Goal
Work out the number of lines with "Yersinia" in them. Reply with that number and no other words.

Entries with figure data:
★ ★ ★ ★

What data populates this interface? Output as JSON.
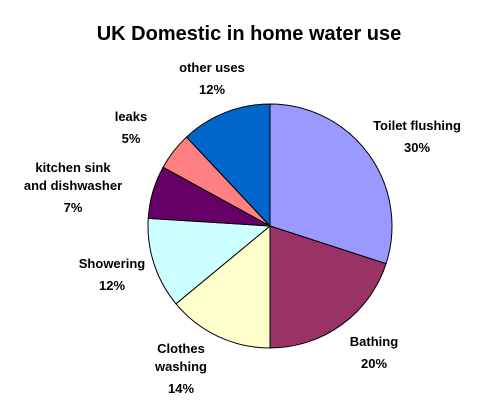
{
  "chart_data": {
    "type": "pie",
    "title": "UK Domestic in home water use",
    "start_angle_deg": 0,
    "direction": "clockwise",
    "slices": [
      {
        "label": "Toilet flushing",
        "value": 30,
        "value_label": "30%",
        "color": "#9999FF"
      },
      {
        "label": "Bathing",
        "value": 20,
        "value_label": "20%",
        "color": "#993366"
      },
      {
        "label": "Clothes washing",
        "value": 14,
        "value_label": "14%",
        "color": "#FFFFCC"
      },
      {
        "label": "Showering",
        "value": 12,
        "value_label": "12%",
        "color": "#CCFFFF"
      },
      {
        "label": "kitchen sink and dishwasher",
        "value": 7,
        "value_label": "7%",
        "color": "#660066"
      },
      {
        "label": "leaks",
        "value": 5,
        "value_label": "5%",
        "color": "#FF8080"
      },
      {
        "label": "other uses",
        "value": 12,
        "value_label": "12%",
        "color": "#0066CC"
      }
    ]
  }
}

★ ★ ★ ★

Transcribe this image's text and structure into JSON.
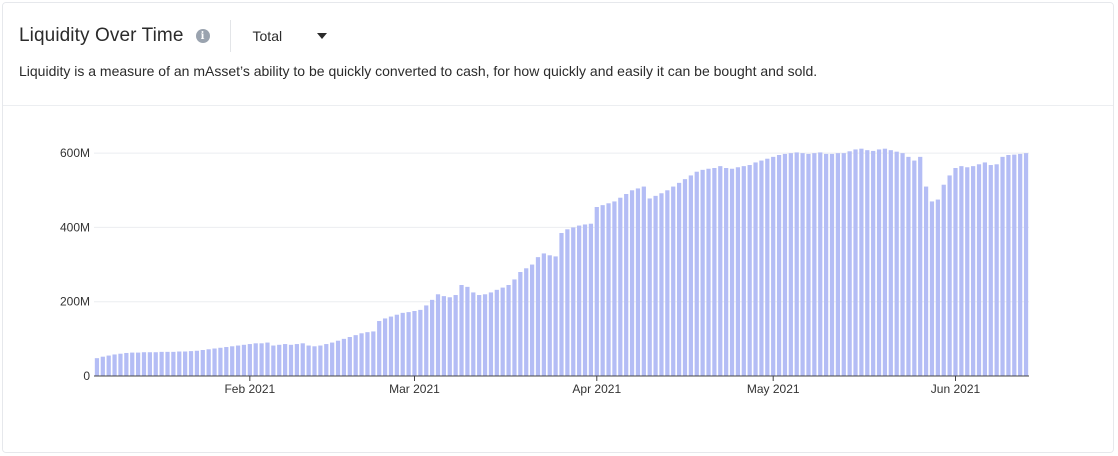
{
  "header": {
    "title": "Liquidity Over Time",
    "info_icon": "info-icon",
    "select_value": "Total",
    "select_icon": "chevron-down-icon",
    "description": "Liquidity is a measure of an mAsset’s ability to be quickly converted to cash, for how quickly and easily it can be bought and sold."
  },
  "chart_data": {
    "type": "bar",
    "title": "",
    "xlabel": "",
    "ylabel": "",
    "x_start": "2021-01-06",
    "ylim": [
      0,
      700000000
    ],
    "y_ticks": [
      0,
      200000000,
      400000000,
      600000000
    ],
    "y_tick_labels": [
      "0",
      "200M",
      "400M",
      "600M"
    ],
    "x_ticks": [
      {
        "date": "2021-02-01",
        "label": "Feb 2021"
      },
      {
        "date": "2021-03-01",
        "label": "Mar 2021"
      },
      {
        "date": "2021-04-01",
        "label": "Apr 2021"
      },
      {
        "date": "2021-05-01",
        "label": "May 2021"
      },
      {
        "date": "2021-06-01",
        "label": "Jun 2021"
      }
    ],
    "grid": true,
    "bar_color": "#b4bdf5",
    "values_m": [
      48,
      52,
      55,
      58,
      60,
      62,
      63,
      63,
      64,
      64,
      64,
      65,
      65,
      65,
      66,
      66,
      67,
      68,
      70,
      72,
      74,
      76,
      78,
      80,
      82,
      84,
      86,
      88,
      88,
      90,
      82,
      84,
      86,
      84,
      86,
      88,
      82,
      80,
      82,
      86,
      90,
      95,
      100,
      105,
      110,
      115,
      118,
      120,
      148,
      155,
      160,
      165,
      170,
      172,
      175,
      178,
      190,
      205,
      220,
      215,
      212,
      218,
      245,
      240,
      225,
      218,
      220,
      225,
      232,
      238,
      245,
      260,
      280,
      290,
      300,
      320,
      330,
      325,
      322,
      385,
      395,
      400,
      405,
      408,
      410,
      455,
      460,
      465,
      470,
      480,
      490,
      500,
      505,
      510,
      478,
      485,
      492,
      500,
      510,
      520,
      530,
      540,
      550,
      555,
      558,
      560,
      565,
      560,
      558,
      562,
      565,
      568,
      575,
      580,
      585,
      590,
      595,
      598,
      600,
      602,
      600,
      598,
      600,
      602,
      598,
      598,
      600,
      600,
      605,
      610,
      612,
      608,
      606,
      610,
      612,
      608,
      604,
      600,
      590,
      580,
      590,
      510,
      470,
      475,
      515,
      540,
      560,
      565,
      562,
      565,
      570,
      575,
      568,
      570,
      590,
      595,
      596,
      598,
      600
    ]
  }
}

★ ★ ★ ★

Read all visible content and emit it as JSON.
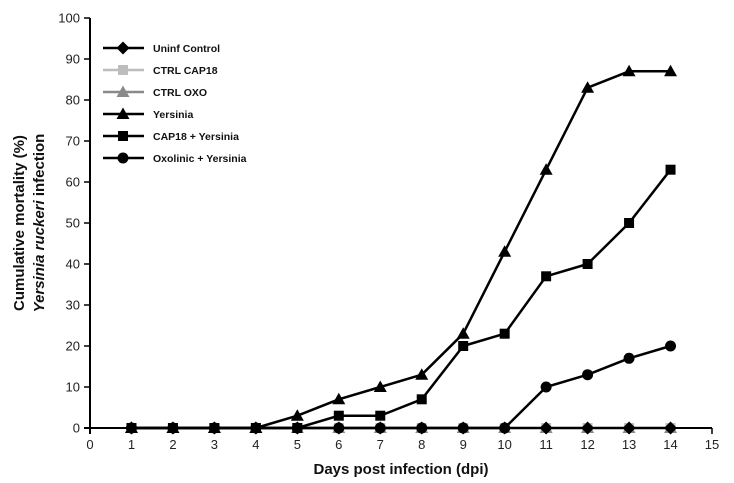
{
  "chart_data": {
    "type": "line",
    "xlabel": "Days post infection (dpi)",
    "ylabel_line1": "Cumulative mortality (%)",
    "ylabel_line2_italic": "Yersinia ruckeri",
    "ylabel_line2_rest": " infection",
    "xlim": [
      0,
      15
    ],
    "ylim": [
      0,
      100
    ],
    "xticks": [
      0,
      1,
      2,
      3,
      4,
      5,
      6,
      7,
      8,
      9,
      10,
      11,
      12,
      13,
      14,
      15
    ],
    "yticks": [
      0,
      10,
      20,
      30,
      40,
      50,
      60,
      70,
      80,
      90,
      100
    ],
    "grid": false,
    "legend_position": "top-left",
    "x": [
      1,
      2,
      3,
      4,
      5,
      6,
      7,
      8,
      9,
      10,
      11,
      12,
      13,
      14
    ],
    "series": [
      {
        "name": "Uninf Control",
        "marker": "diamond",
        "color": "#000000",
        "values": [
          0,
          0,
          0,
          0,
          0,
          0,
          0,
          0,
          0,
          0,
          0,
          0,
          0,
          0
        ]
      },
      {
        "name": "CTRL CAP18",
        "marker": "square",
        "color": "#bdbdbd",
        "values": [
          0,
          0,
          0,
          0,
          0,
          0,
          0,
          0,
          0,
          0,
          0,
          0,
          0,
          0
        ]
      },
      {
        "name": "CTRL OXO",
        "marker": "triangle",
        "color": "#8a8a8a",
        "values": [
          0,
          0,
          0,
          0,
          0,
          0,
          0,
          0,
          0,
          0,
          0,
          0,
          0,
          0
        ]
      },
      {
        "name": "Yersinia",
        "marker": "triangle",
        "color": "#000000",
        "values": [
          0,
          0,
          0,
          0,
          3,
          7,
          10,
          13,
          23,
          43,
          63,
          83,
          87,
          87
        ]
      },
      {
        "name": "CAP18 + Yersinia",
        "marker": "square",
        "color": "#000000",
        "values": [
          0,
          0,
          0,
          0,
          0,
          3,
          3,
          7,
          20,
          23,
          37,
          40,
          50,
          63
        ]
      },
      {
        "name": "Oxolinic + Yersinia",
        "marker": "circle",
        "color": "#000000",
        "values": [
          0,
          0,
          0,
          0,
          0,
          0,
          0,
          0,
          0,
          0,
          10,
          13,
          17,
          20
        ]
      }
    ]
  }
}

★ ★ ★ ★

Task answer
4